• **Stored records**:
───
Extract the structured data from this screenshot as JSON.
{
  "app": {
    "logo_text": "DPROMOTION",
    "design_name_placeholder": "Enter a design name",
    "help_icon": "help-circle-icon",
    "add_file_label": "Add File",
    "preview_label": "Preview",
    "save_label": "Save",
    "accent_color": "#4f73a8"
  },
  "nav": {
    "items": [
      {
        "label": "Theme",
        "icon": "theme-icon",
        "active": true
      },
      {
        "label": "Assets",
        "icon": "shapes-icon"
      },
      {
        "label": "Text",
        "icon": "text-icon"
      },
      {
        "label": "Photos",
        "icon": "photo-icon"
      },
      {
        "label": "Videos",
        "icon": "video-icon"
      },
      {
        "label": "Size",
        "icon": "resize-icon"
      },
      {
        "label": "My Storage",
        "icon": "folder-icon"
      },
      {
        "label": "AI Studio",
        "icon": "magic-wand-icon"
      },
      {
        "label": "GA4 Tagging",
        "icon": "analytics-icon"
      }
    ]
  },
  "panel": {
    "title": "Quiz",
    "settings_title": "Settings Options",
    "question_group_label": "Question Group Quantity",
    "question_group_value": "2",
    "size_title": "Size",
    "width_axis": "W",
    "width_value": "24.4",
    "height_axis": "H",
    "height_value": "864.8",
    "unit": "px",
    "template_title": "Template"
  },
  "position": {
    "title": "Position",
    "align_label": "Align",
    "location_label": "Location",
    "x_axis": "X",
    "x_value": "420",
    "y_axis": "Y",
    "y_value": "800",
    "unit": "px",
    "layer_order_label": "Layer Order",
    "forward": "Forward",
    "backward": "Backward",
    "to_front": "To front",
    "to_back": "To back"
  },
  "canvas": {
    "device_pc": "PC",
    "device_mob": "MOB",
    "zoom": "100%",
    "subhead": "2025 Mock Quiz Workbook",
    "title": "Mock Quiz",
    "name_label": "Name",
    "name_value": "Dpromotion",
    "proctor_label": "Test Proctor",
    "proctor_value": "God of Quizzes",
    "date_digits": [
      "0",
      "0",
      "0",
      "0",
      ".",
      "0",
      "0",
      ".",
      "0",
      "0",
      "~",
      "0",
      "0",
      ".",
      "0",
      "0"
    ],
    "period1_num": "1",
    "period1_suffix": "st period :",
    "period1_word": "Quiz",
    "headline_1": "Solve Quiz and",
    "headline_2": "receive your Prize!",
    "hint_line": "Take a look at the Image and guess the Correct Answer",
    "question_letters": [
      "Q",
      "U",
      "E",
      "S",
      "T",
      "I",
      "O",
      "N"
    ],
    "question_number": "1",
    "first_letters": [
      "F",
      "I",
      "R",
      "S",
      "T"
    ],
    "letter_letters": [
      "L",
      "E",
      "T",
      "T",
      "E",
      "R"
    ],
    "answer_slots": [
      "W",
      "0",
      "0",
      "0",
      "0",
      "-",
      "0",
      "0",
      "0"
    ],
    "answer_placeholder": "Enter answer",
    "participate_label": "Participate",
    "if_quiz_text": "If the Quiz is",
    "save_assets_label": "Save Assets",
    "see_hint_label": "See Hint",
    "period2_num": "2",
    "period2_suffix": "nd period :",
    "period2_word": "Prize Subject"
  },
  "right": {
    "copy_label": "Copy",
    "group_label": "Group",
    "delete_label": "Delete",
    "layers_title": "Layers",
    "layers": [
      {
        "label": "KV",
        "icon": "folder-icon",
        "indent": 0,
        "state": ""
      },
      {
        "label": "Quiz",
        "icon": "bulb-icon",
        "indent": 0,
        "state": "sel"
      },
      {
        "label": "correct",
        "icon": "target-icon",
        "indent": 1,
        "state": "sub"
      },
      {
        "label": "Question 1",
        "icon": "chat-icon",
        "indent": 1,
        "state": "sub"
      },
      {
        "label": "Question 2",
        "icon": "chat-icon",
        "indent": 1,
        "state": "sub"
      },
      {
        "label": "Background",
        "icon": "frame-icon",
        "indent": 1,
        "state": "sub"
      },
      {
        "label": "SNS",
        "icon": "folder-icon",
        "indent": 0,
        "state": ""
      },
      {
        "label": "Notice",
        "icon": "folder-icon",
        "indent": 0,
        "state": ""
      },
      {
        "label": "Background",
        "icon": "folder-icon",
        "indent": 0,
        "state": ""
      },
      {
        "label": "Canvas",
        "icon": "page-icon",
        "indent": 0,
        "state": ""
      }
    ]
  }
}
───
Take the lines above and print them exactly.

Extract the structured data from this screenshot as JSON.
{
  "app": {
    "logo_text": "DPROMOTION",
    "design_name_placeholder": "Enter a design name",
    "help_icon": "help-circle-icon",
    "add_file_label": "Add File",
    "preview_label": "Preview",
    "save_label": "Save",
    "accent_color": "#4f73a8"
  },
  "nav": {
    "items": [
      {
        "label": "Theme",
        "icon": "theme-icon",
        "active": true
      },
      {
        "label": "Assets",
        "icon": "shapes-icon"
      },
      {
        "label": "Text",
        "icon": "text-icon"
      },
      {
        "label": "Photos",
        "icon": "photo-icon"
      },
      {
        "label": "Videos",
        "icon": "video-icon"
      },
      {
        "label": "Size",
        "icon": "resize-icon"
      },
      {
        "label": "My Storage",
        "icon": "folder-icon"
      },
      {
        "label": "AI Studio",
        "icon": "magic-wand-icon"
      },
      {
        "label": "GA4 Tagging",
        "icon": "analytics-icon"
      }
    ]
  },
  "panel": {
    "title": "Quiz",
    "settings_title": "Settings Options",
    "question_group_label": "Question Group Quantity",
    "question_group_value": "2",
    "size_title": "Size",
    "width_axis": "W",
    "width_value": "24.4",
    "height_axis": "H",
    "height_value": "864.8",
    "unit": "px",
    "template_title": "Template"
  },
  "position": {
    "title": "Position",
    "align_label": "Align",
    "location_label": "Location",
    "x_axis": "X",
    "x_value": "420",
    "y_axis": "Y",
    "y_value": "800",
    "unit": "px",
    "layer_order_label": "Layer Order",
    "forward": "Forward",
    "backward": "Backward",
    "to_front": "To front",
    "to_back": "To back"
  },
  "canvas": {
    "device_pc": "PC",
    "device_mob": "MOB",
    "zoom": "100%",
    "subhead": "2025 Mock Quiz Workbook",
    "title": "Mock Quiz",
    "name_label": "Name",
    "name_value": "Dpromotion",
    "proctor_label": "Test Proctor",
    "proctor_value": "God of Quizzes",
    "date_digits": [
      "0",
      "0",
      "0",
      "0",
      ".",
      "0",
      "0",
      ".",
      "0",
      "0",
      "~",
      "0",
      "0",
      ".",
      "0",
      "0"
    ],
    "period1_num": "1",
    "period1_suffix": "st period :",
    "period1_word": "Quiz",
    "headline_1": "Solve Quiz and",
    "headline_2": "receive your Prize!",
    "hint_line": "Take a look at the Image and guess the Correct Answer",
    "question_letters": [
      "Q",
      "U",
      "E",
      "S",
      "T",
      "I",
      "O",
      "N"
    ],
    "question_number": "1",
    "first_letters": [
      "F",
      "I",
      "R",
      "S",
      "T"
    ],
    "letter_letters": [
      "L",
      "E",
      "T",
      "T",
      "E",
      "R"
    ],
    "answer_slots": [
      "W",
      "0",
      "0",
      "0",
      "0",
      "-",
      "0",
      "0",
      "0"
    ],
    "answer_placeholder": "Enter answer",
    "participate_label": "Participate",
    "if_quiz_text": "If the Quiz is",
    "save_assets_label": "Save Assets",
    "see_hint_label": "See Hint",
    "period2_num": "2",
    "period2_suffix": "nd period :",
    "period2_word": "Prize Subject"
  },
  "right": {
    "copy_label": "Copy",
    "group_label": "Group",
    "delete_label": "Delete",
    "layers_title": "Layers",
    "layers": [
      {
        "label": "KV",
        "icon": "folder-icon",
        "indent": 0,
        "state": ""
      },
      {
        "label": "Quiz",
        "icon": "bulb-icon",
        "indent": 0,
        "state": "sel"
      },
      {
        "label": "correct",
        "icon": "target-icon",
        "indent": 1,
        "state": "sub"
      },
      {
        "label": "Question 1",
        "icon": "chat-icon",
        "indent": 1,
        "state": "sub"
      },
      {
        "label": "Question 2",
        "icon": "chat-icon",
        "indent": 1,
        "state": "sub"
      },
      {
        "label": "Background",
        "icon": "frame-icon",
        "indent": 1,
        "state": "sub"
      },
      {
        "label": "SNS",
        "icon": "folder-icon",
        "indent": 0,
        "state": ""
      },
      {
        "label": "Notice",
        "icon": "folder-icon",
        "indent": 0,
        "state": ""
      },
      {
        "label": "Background",
        "icon": "folder-icon",
        "indent": 0,
        "state": ""
      },
      {
        "label": "Canvas",
        "icon": "page-icon",
        "indent": 0,
        "state": ""
      }
    ]
  }
}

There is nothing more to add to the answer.